>> Start MATERIAL SHOWN

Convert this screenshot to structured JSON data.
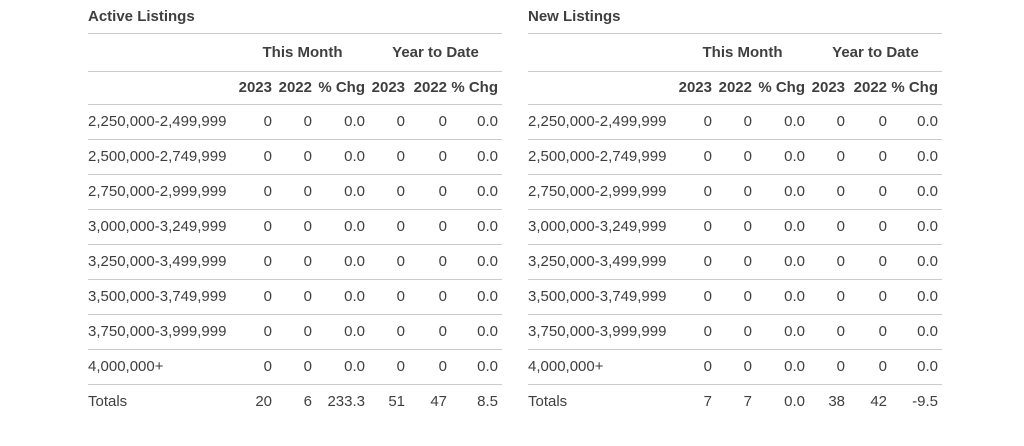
{
  "page": {
    "background": "#ffffff",
    "text_color": "#3f3f3f",
    "divider_color": "#cbcbcb"
  },
  "tables": [
    {
      "title": "Active Listings",
      "group_headers": {
        "this_month": "This Month",
        "year_to_date": "Year to Date"
      },
      "column_headers": [
        "2023",
        "2022",
        "% Chg",
        "2023",
        "2022",
        "% Chg"
      ],
      "rows": [
        {
          "label": "2,250,000-2,499,999",
          "values": [
            "0",
            "0",
            "0.0",
            "0",
            "0",
            "0.0"
          ]
        },
        {
          "label": "2,500,000-2,749,999",
          "values": [
            "0",
            "0",
            "0.0",
            "0",
            "0",
            "0.0"
          ]
        },
        {
          "label": "2,750,000-2,999,999",
          "values": [
            "0",
            "0",
            "0.0",
            "0",
            "0",
            "0.0"
          ]
        },
        {
          "label": "3,000,000-3,249,999",
          "values": [
            "0",
            "0",
            "0.0",
            "0",
            "0",
            "0.0"
          ]
        },
        {
          "label": "3,250,000-3,499,999",
          "values": [
            "0",
            "0",
            "0.0",
            "0",
            "0",
            "0.0"
          ]
        },
        {
          "label": "3,500,000-3,749,999",
          "values": [
            "0",
            "0",
            "0.0",
            "0",
            "0",
            "0.0"
          ]
        },
        {
          "label": "3,750,000-3,999,999",
          "values": [
            "0",
            "0",
            "0.0",
            "0",
            "0",
            "0.0"
          ]
        },
        {
          "label": "4,000,000+",
          "values": [
            "0",
            "0",
            "0.0",
            "0",
            "0",
            "0.0"
          ]
        }
      ],
      "totals": {
        "label": "Totals",
        "values": [
          "20",
          "6",
          "233.3",
          "51",
          "47",
          "8.5"
        ]
      }
    },
    {
      "title": "New Listings",
      "group_headers": {
        "this_month": "This Month",
        "year_to_date": "Year to Date"
      },
      "column_headers": [
        "2023",
        "2022",
        "% Chg",
        "2023",
        "2022",
        "% Chg"
      ],
      "rows": [
        {
          "label": "2,250,000-2,499,999",
          "values": [
            "0",
            "0",
            "0.0",
            "0",
            "0",
            "0.0"
          ]
        },
        {
          "label": "2,500,000-2,749,999",
          "values": [
            "0",
            "0",
            "0.0",
            "0",
            "0",
            "0.0"
          ]
        },
        {
          "label": "2,750,000-2,999,999",
          "values": [
            "0",
            "0",
            "0.0",
            "0",
            "0",
            "0.0"
          ]
        },
        {
          "label": "3,000,000-3,249,999",
          "values": [
            "0",
            "0",
            "0.0",
            "0",
            "0",
            "0.0"
          ]
        },
        {
          "label": "3,250,000-3,499,999",
          "values": [
            "0",
            "0",
            "0.0",
            "0",
            "0",
            "0.0"
          ]
        },
        {
          "label": "3,500,000-3,749,999",
          "values": [
            "0",
            "0",
            "0.0",
            "0",
            "0",
            "0.0"
          ]
        },
        {
          "label": "3,750,000-3,999,999",
          "values": [
            "0",
            "0",
            "0.0",
            "0",
            "0",
            "0.0"
          ]
        },
        {
          "label": "4,000,000+",
          "values": [
            "0",
            "0",
            "0.0",
            "0",
            "0",
            "0.0"
          ]
        }
      ],
      "totals": {
        "label": "Totals",
        "values": [
          "7",
          "7",
          "0.0",
          "38",
          "42",
          "-9.5"
        ]
      }
    }
  ]
}
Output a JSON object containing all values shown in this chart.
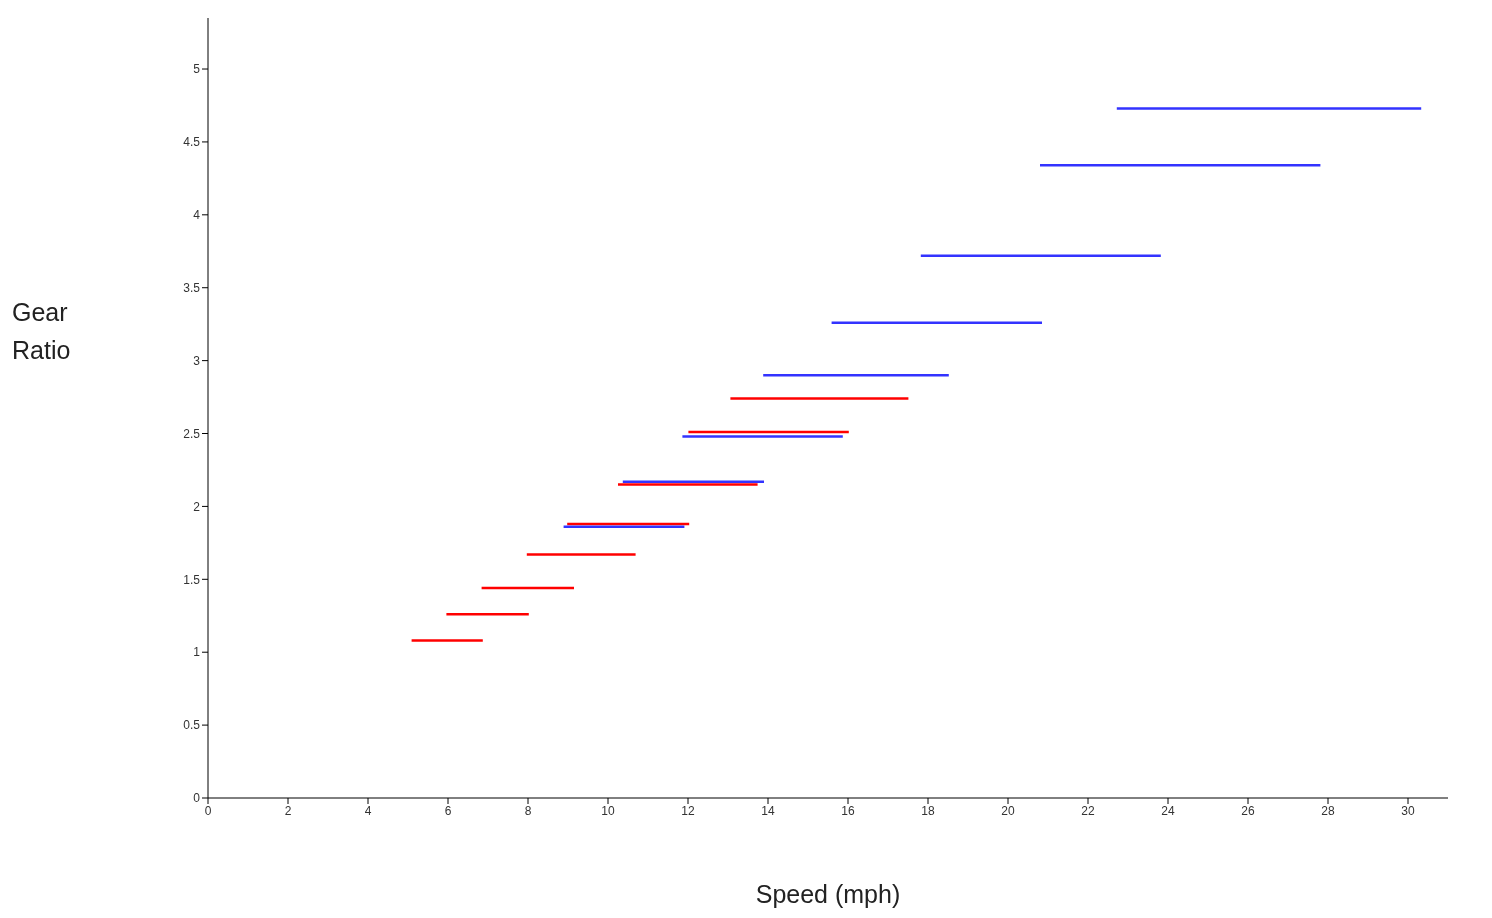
{
  "chart_data": {
    "type": "line",
    "xlabel": "Speed (mph)",
    "ylabel": "Gear Ratio",
    "xlim": [
      0,
      31
    ],
    "ylim": [
      0,
      5.35
    ],
    "xticks": [
      0,
      2,
      4,
      6,
      8,
      10,
      12,
      14,
      16,
      18,
      20,
      22,
      24,
      26,
      28,
      30
    ],
    "yticks": [
      0,
      0.5,
      1,
      1.5,
      2,
      2.5,
      3,
      3.5,
      4,
      4.5,
      5
    ],
    "grid": false,
    "series": [
      {
        "color": "#ff0000",
        "x": [
          5.09,
          6.87
        ],
        "values": [
          1.08,
          1.08
        ]
      },
      {
        "color": "#ff0000",
        "x": [
          5.96,
          8.02
        ],
        "values": [
          1.26,
          1.26
        ]
      },
      {
        "color": "#ff0000",
        "x": [
          6.84,
          9.15
        ],
        "values": [
          1.44,
          1.44
        ]
      },
      {
        "color": "#ff0000",
        "x": [
          7.97,
          10.69
        ],
        "values": [
          1.67,
          1.67
        ]
      },
      {
        "color": "#ff0000",
        "x": [
          8.98,
          12.03
        ],
        "values": [
          1.88,
          1.88
        ]
      },
      {
        "color": "#ff0000",
        "x": [
          10.25,
          13.74
        ],
        "values": [
          2.15,
          2.15
        ]
      },
      {
        "color": "#ff0000",
        "x": [
          12.01,
          16.02
        ],
        "values": [
          2.51,
          2.51
        ]
      },
      {
        "color": "#ff0000",
        "x": [
          13.06,
          17.51
        ],
        "values": [
          2.74,
          2.74
        ]
      },
      {
        "color": "#3333ff",
        "x": [
          8.89,
          11.91
        ],
        "values": [
          1.86,
          1.86
        ]
      },
      {
        "color": "#3333ff",
        "x": [
          10.37,
          13.9
        ],
        "values": [
          2.17,
          2.17
        ]
      },
      {
        "color": "#3333ff",
        "x": [
          11.86,
          15.87
        ],
        "values": [
          2.48,
          2.48
        ]
      },
      {
        "color": "#3333ff",
        "x": [
          13.88,
          18.52
        ],
        "values": [
          2.9,
          2.9
        ]
      },
      {
        "color": "#3333ff",
        "x": [
          15.59,
          20.85
        ],
        "values": [
          3.26,
          3.26
        ]
      },
      {
        "color": "#3333ff",
        "x": [
          17.82,
          23.82
        ],
        "values": [
          3.72,
          3.72
        ]
      },
      {
        "color": "#3333ff",
        "x": [
          20.8,
          27.81
        ],
        "values": [
          4.34,
          4.34
        ]
      },
      {
        "color": "#3333ff",
        "x": [
          22.72,
          30.33
        ],
        "values": [
          4.73,
          4.73
        ]
      }
    ]
  }
}
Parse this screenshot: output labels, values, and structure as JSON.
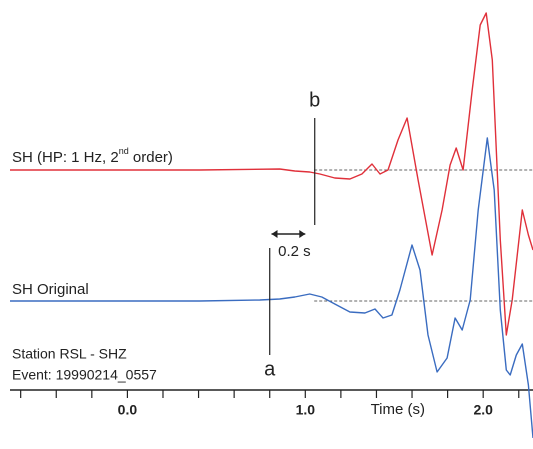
{
  "chart_data": {
    "type": "line",
    "xlabel": "Time (s)",
    "xlim": [
      -0.66,
      2.28
    ],
    "ylim": [
      -5.9,
      39
    ],
    "xticks": [
      {
        "value": 0,
        "label": "0.0"
      },
      {
        "value": 1,
        "label": "1.0"
      },
      {
        "value": 2,
        "label": "2.0"
      }
    ],
    "xminor_ticks": [
      -0.6,
      -0.4,
      -0.2,
      0.2,
      0.4,
      0.6,
      0.8,
      1.2,
      1.4,
      1.6,
      1.8,
      2.2
    ],
    "series": [
      {
        "name": "SH (HP: 1 Hz, 2nd order)",
        "color": "#e0303a",
        "baseline": 22.0,
        "x": [
          -0.66,
          -0.158,
          0.406,
          0.856,
          0.941,
          1.025,
          1.082,
          1.166,
          1.251,
          1.318,
          1.375,
          1.42,
          1.465,
          1.521,
          1.572,
          1.634,
          1.713,
          1.769,
          1.814,
          1.848,
          1.887,
          1.938,
          1.983,
          2.017,
          2.051,
          2.096,
          2.13,
          2.163,
          2.22,
          2.254,
          2.28
        ],
        "values": [
          22.0,
          22.0,
          22.0,
          22.1,
          21.9,
          21.8,
          21.6,
          21.2,
          21.1,
          21.6,
          22.6,
          21.6,
          22.0,
          25.0,
          27.2,
          21.0,
          13.5,
          18.0,
          22.5,
          24.2,
          22.0,
          30.0,
          36.5,
          37.7,
          33.0,
          15.0,
          5.5,
          9.0,
          18.0,
          15.5,
          14.0
        ]
      },
      {
        "name": "SH Original",
        "color": "#3a6cc0",
        "baseline": 8.9,
        "x": [
          -0.66,
          -0.158,
          0.406,
          0.744,
          0.856,
          0.941,
          1.025,
          1.093,
          1.166,
          1.251,
          1.335,
          1.392,
          1.437,
          1.487,
          1.532,
          1.6,
          1.645,
          1.69,
          1.741,
          1.797,
          1.842,
          1.882,
          1.927,
          1.972,
          2.023,
          2.062,
          2.096,
          2.13,
          2.152,
          2.186,
          2.22,
          2.254,
          2.28
        ],
        "values": [
          8.9,
          8.9,
          8.9,
          9.0,
          9.1,
          9.3,
          9.6,
          9.3,
          8.6,
          7.8,
          7.7,
          8.1,
          7.2,
          7.5,
          10.0,
          14.5,
          12.0,
          5.5,
          1.8,
          3.2,
          7.2,
          6.0,
          9.0,
          18.0,
          25.2,
          20.0,
          8.0,
          2.0,
          1.5,
          3.5,
          4.6,
          0.5,
          -4.8
        ]
      }
    ],
    "markers": [
      {
        "label": "a",
        "x": 0.8
      },
      {
        "label": "b",
        "x": 1.053
      }
    ],
    "interval": {
      "label": "0.2 s",
      "x": [
        0.81,
        1.0
      ]
    },
    "notes": [
      "Station RSL - SHZ",
      "Event: 19990214_0557"
    ]
  }
}
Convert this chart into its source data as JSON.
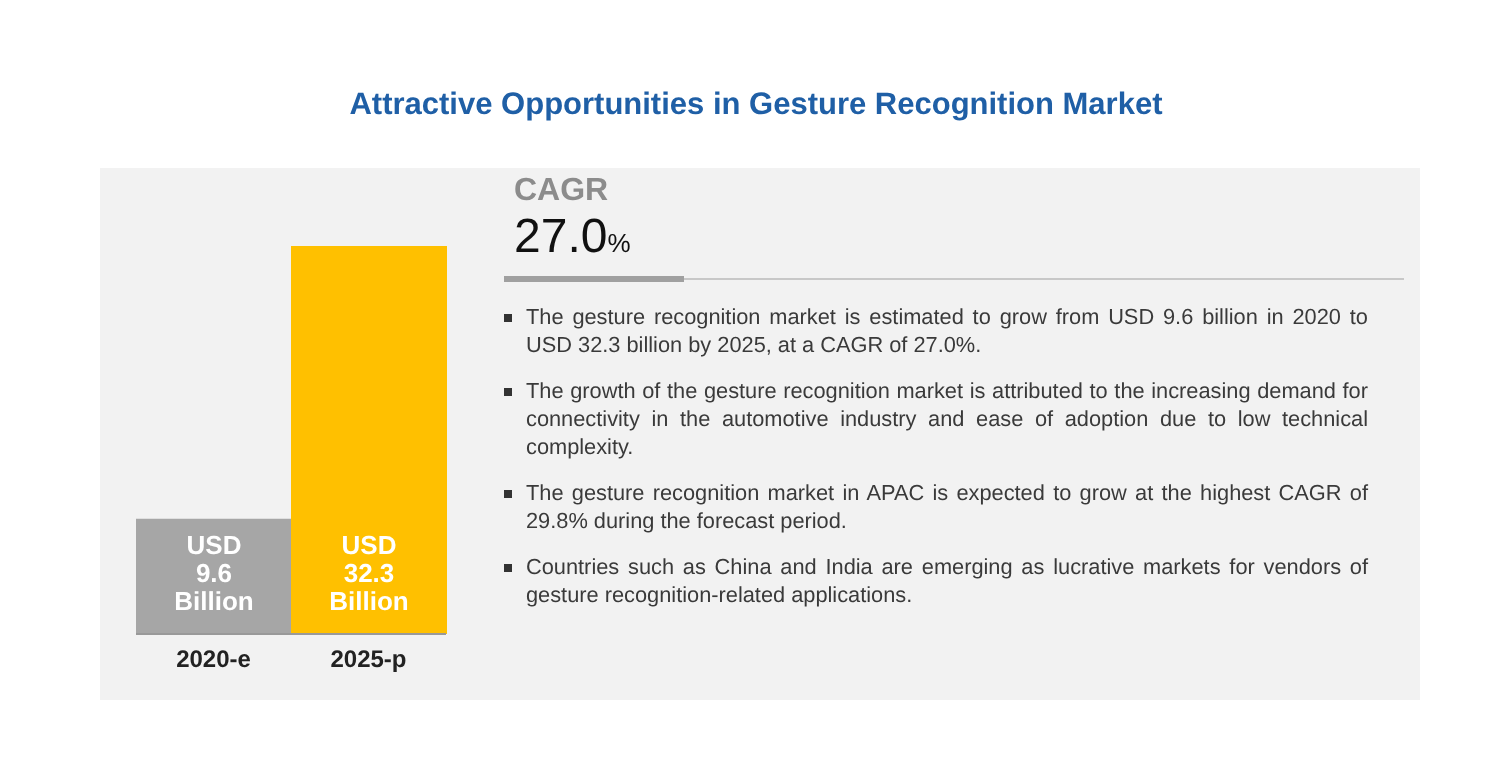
{
  "chart_data": {
    "type": "bar",
    "title": "Attractive Opportunities in Gesture Recognition Market",
    "categories": [
      "2020-e",
      "2025-p"
    ],
    "values": [
      9.6,
      32.3
    ],
    "colors": [
      "#a6a6a6",
      "#ffc000"
    ],
    "value_labels": [
      "USD 9.6 Billion",
      "USD 32.3 Billion"
    ],
    "annotations": [
      "CAGR",
      "27.0%",
      "The gesture recognition market is estimated to grow from USD 9.6 billion in 2020 to USD 32.3 billion by 2025, at a CAGR of 27.0%.",
      "The growth of the gesture recognition market is attributed to the increasing demand for connectivity in the automotive industry and ease of adoption due to low technical complexity.",
      "The gesture recognition market in APAC is expected to grow at the highest CAGR of 29.8% during the forecast period.",
      "Countries such as China and India are emerging as lucrative markets for vendors of gesture recognition-related applications."
    ],
    "legend": false,
    "grid": false
  }
}
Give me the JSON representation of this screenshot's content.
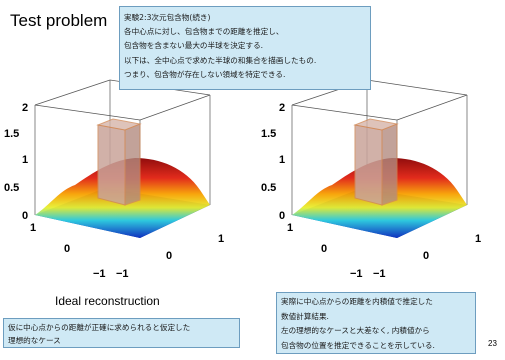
{
  "slide": {
    "title": "Test problem",
    "page_number": "23"
  },
  "top_note": {
    "lines": [
      "実験2:3次元包含物(続き)",
      "各中心点に対し、包含物までの距離を推定し、",
      "包含物を含まない最大の半球を決定する.",
      "以下は、全中心点で求めた半球の和集合を描画したもの.",
      "つまり、包含物が存在しない領域を特定できる."
    ]
  },
  "left_plot": {
    "caption": "Ideal reconstruction",
    "z_ticks": [
      "0",
      "0.5",
      "1",
      "1.5",
      "2"
    ],
    "left_ticks": [
      "1",
      "0",
      "−1"
    ],
    "right_ticks": [
      "1",
      "0",
      "−1"
    ]
  },
  "right_plot": {
    "z_ticks": [
      "0",
      "0.5",
      "1",
      "1.5",
      "2"
    ],
    "left_ticks": [
      "1",
      "0",
      "−1"
    ],
    "right_ticks": [
      "1",
      "0",
      "−1"
    ]
  },
  "left_note": {
    "lines": [
      "仮に中心点からの距離が正確に求められると仮定した",
      "理想的なケース"
    ]
  },
  "right_note": {
    "lines": [
      "実際に中心点からの距離を内積値で推定した",
      "数値計算結果.",
      "左の理想的なケースと大差なく, 内積値から",
      "包含物の位置を推定できることを示している."
    ]
  },
  "colors": {
    "callout_bg": "#cfe9f5",
    "callout_border": "#6d9dbf",
    "inclusion_fill": "#c9a49a",
    "inclusion_edge": "#d08a5a"
  }
}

>> End MATERIAL SHOWN

> [TASK PROMPT] Pull out every line containing "title".

> [CORRECT OUTPUT]
      "title": "Active Listings",
      "title": "New Listings",
    "title": "Attractive Opportunities in Gesture Recognition Market",
    "title": "Test problem",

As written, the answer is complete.